Omit the images, then output each of the records below exactly.

Dataset records on visual material:

___

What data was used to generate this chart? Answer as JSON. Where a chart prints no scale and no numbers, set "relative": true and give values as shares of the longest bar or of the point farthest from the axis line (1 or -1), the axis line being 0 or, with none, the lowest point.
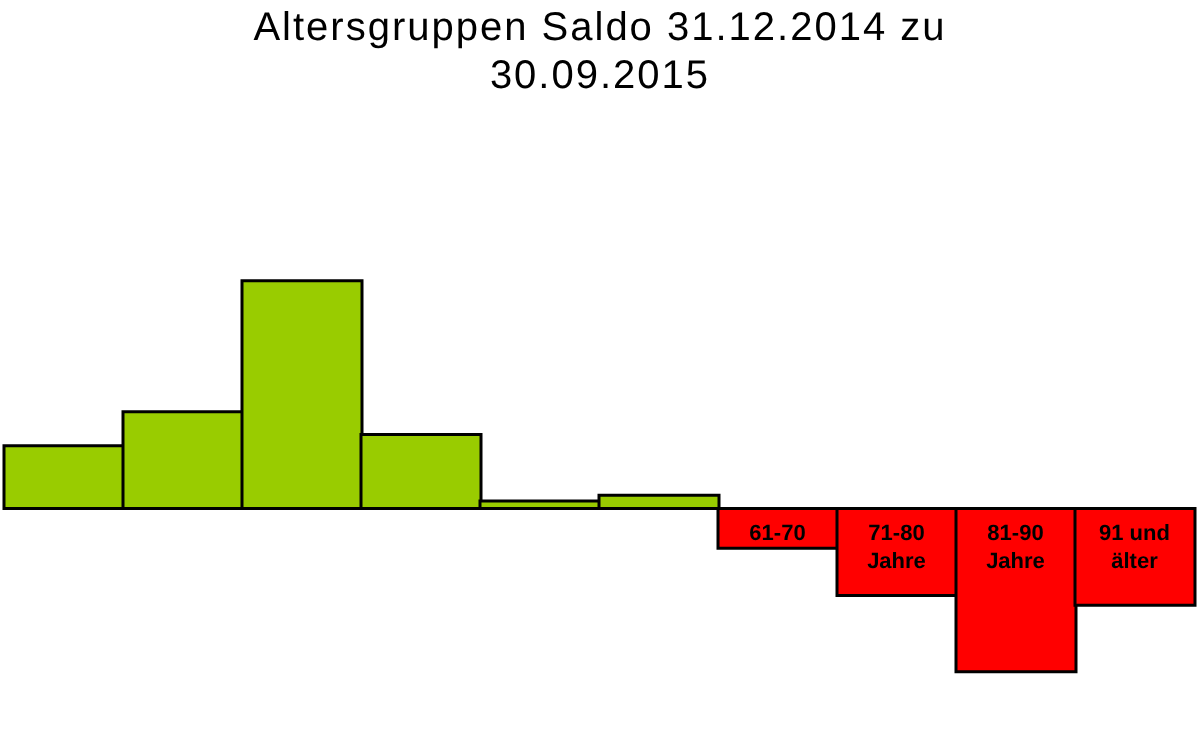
{
  "chart_data": {
    "type": "bar",
    "title": "Altersgruppen Saldo 31.12.2014 zu 30.09.2015",
    "relative": true,
    "categories": [
      null,
      null,
      null,
      null,
      null,
      null,
      "61-70",
      "71-80 Jahre",
      "81-90 Jahre",
      "91 und älter"
    ],
    "values": [
      0.275,
      0.425,
      1,
      0.325,
      0.033,
      0.058,
      -0.175,
      -0.383,
      -0.717,
      -0.425
    ],
    "colors": [
      "#99cc00",
      "#99cc00",
      "#99cc00",
      "#99cc00",
      "#99cc00",
      "#99cc00",
      "#ff0000",
      "#ff0000",
      "#ff0000",
      "#ff0000"
    ]
  }
}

___

RESULT OF THE EXERCISE:
What data was used to generate this chart? Answer as JSON. Where a chart prints no scale and no numbers, set "relative": true and give values as shares of the longest bar or of the point farthest from the axis line (1 or -1), the axis line being 0 or, with none, the lowest point.
{
  "chart_data": {
    "type": "bar",
    "title": "Altersgruppen Saldo 31.12.2014 zu 30.09.2015",
    "relative": true,
    "categories": [
      null,
      null,
      null,
      null,
      null,
      null,
      "61-70",
      "71-80 Jahre",
      "81-90 Jahre",
      "91 und älter"
    ],
    "values": [
      0.275,
      0.425,
      1,
      0.325,
      0.033,
      0.058,
      -0.175,
      -0.383,
      -0.717,
      -0.425
    ],
    "colors": [
      "#99cc00",
      "#99cc00",
      "#99cc00",
      "#99cc00",
      "#99cc00",
      "#99cc00",
      "#ff0000",
      "#ff0000",
      "#ff0000",
      "#ff0000"
    ]
  }
}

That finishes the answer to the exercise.